TASK BRIEF =>
Reproduce all entries word for word.

* Start *

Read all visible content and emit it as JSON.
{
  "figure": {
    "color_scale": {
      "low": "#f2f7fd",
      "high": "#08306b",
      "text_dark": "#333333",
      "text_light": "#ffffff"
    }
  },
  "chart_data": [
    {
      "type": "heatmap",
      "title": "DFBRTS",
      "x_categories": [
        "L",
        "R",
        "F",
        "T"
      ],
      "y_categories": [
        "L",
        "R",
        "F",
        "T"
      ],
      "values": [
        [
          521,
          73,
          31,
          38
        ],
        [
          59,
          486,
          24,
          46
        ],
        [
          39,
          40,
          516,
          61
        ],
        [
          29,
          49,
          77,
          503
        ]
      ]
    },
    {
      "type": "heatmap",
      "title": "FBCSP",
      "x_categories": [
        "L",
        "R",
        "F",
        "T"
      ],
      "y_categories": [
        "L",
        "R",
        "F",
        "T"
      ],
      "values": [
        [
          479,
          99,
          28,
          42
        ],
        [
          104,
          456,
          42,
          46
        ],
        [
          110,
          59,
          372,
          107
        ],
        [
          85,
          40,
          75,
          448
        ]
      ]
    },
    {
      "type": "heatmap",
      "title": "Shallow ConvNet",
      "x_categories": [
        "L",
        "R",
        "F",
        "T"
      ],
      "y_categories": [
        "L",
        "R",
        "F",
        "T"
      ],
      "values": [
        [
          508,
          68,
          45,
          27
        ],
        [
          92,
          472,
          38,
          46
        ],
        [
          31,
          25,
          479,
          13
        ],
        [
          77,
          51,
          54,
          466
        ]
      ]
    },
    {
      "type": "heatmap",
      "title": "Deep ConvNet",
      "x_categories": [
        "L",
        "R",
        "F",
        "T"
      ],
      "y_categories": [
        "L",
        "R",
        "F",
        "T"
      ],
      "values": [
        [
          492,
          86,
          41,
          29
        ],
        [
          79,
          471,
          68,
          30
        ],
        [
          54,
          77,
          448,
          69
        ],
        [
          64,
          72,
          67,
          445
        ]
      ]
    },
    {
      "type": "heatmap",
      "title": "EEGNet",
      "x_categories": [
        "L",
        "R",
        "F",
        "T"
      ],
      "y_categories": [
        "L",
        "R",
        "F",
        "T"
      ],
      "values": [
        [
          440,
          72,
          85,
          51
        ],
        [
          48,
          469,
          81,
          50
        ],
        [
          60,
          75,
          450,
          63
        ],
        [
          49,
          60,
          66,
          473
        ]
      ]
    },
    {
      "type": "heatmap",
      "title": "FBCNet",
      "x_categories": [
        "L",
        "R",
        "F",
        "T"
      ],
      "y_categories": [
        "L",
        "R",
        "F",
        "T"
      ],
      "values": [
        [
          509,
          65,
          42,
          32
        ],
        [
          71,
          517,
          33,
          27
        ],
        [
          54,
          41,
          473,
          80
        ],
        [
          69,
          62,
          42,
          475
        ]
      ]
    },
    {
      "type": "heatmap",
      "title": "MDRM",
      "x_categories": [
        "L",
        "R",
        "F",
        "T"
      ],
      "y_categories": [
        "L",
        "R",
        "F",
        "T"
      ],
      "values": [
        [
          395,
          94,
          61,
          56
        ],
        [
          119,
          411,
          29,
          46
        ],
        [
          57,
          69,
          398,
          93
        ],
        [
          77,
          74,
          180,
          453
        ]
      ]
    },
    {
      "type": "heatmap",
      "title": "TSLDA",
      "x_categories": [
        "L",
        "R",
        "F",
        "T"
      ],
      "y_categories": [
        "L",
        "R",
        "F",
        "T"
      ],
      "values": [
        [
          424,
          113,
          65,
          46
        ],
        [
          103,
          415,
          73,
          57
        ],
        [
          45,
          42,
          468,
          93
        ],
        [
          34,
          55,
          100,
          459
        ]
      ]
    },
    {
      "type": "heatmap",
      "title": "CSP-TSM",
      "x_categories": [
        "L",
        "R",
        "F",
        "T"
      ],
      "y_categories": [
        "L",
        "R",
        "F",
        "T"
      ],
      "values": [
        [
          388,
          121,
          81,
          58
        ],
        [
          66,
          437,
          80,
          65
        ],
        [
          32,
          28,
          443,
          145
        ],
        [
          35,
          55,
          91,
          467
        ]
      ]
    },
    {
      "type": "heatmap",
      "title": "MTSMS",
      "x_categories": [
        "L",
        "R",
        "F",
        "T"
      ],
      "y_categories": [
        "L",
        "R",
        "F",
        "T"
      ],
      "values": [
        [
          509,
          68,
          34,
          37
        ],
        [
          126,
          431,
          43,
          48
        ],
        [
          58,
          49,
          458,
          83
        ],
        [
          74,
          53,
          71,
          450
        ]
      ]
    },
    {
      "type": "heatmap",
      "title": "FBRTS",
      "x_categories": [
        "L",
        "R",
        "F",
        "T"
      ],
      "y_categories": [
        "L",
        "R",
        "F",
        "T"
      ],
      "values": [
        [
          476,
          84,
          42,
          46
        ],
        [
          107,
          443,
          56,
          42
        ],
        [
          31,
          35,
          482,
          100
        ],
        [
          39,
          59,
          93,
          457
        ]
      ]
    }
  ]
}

* End *

RESULT BELOW =>
Read all visible content and emit it as JSON.
{
  "figure": {
    "color_scale": {
      "low": "#f2f7fd",
      "high": "#08306b",
      "text_dark": "#333333",
      "text_light": "#ffffff"
    }
  },
  "chart_data": [
    {
      "type": "heatmap",
      "title": "DFBRTS",
      "x_categories": [
        "L",
        "R",
        "F",
        "T"
      ],
      "y_categories": [
        "L",
        "R",
        "F",
        "T"
      ],
      "values": [
        [
          521,
          73,
          31,
          38
        ],
        [
          59,
          486,
          24,
          46
        ],
        [
          39,
          40,
          516,
          61
        ],
        [
          29,
          49,
          77,
          503
        ]
      ]
    },
    {
      "type": "heatmap",
      "title": "FBCSP",
      "x_categories": [
        "L",
        "R",
        "F",
        "T"
      ],
      "y_categories": [
        "L",
        "R",
        "F",
        "T"
      ],
      "values": [
        [
          479,
          99,
          28,
          42
        ],
        [
          104,
          456,
          42,
          46
        ],
        [
          110,
          59,
          372,
          107
        ],
        [
          85,
          40,
          75,
          448
        ]
      ]
    },
    {
      "type": "heatmap",
      "title": "Shallow ConvNet",
      "x_categories": [
        "L",
        "R",
        "F",
        "T"
      ],
      "y_categories": [
        "L",
        "R",
        "F",
        "T"
      ],
      "values": [
        [
          508,
          68,
          45,
          27
        ],
        [
          92,
          472,
          38,
          46
        ],
        [
          31,
          25,
          479,
          13
        ],
        [
          77,
          51,
          54,
          466
        ]
      ]
    },
    {
      "type": "heatmap",
      "title": "Deep ConvNet",
      "x_categories": [
        "L",
        "R",
        "F",
        "T"
      ],
      "y_categories": [
        "L",
        "R",
        "F",
        "T"
      ],
      "values": [
        [
          492,
          86,
          41,
          29
        ],
        [
          79,
          471,
          68,
          30
        ],
        [
          54,
          77,
          448,
          69
        ],
        [
          64,
          72,
          67,
          445
        ]
      ]
    },
    {
      "type": "heatmap",
      "title": "EEGNet",
      "x_categories": [
        "L",
        "R",
        "F",
        "T"
      ],
      "y_categories": [
        "L",
        "R",
        "F",
        "T"
      ],
      "values": [
        [
          440,
          72,
          85,
          51
        ],
        [
          48,
          469,
          81,
          50
        ],
        [
          60,
          75,
          450,
          63
        ],
        [
          49,
          60,
          66,
          473
        ]
      ]
    },
    {
      "type": "heatmap",
      "title": "FBCNet",
      "x_categories": [
        "L",
        "R",
        "F",
        "T"
      ],
      "y_categories": [
        "L",
        "R",
        "F",
        "T"
      ],
      "values": [
        [
          509,
          65,
          42,
          32
        ],
        [
          71,
          517,
          33,
          27
        ],
        [
          54,
          41,
          473,
          80
        ],
        [
          69,
          62,
          42,
          475
        ]
      ]
    },
    {
      "type": "heatmap",
      "title": "MDRM",
      "x_categories": [
        "L",
        "R",
        "F",
        "T"
      ],
      "y_categories": [
        "L",
        "R",
        "F",
        "T"
      ],
      "values": [
        [
          395,
          94,
          61,
          56
        ],
        [
          119,
          411,
          29,
          46
        ],
        [
          57,
          69,
          398,
          93
        ],
        [
          77,
          74,
          180,
          453
        ]
      ]
    },
    {
      "type": "heatmap",
      "title": "TSLDA",
      "x_categories": [
        "L",
        "R",
        "F",
        "T"
      ],
      "y_categories": [
        "L",
        "R",
        "F",
        "T"
      ],
      "values": [
        [
          424,
          113,
          65,
          46
        ],
        [
          103,
          415,
          73,
          57
        ],
        [
          45,
          42,
          468,
          93
        ],
        [
          34,
          55,
          100,
          459
        ]
      ]
    },
    {
      "type": "heatmap",
      "title": "CSP-TSM",
      "x_categories": [
        "L",
        "R",
        "F",
        "T"
      ],
      "y_categories": [
        "L",
        "R",
        "F",
        "T"
      ],
      "values": [
        [
          388,
          121,
          81,
          58
        ],
        [
          66,
          437,
          80,
          65
        ],
        [
          32,
          28,
          443,
          145
        ],
        [
          35,
          55,
          91,
          467
        ]
      ]
    },
    {
      "type": "heatmap",
      "title": "MTSMS",
      "x_categories": [
        "L",
        "R",
        "F",
        "T"
      ],
      "y_categories": [
        "L",
        "R",
        "F",
        "T"
      ],
      "values": [
        [
          509,
          68,
          34,
          37
        ],
        [
          126,
          431,
          43,
          48
        ],
        [
          58,
          49,
          458,
          83
        ],
        [
          74,
          53,
          71,
          450
        ]
      ]
    },
    {
      "type": "heatmap",
      "title": "FBRTS",
      "x_categories": [
        "L",
        "R",
        "F",
        "T"
      ],
      "y_categories": [
        "L",
        "R",
        "F",
        "T"
      ],
      "values": [
        [
          476,
          84,
          42,
          46
        ],
        [
          107,
          443,
          56,
          42
        ],
        [
          31,
          35,
          482,
          100
        ],
        [
          39,
          59,
          93,
          457
        ]
      ]
    }
  ]
}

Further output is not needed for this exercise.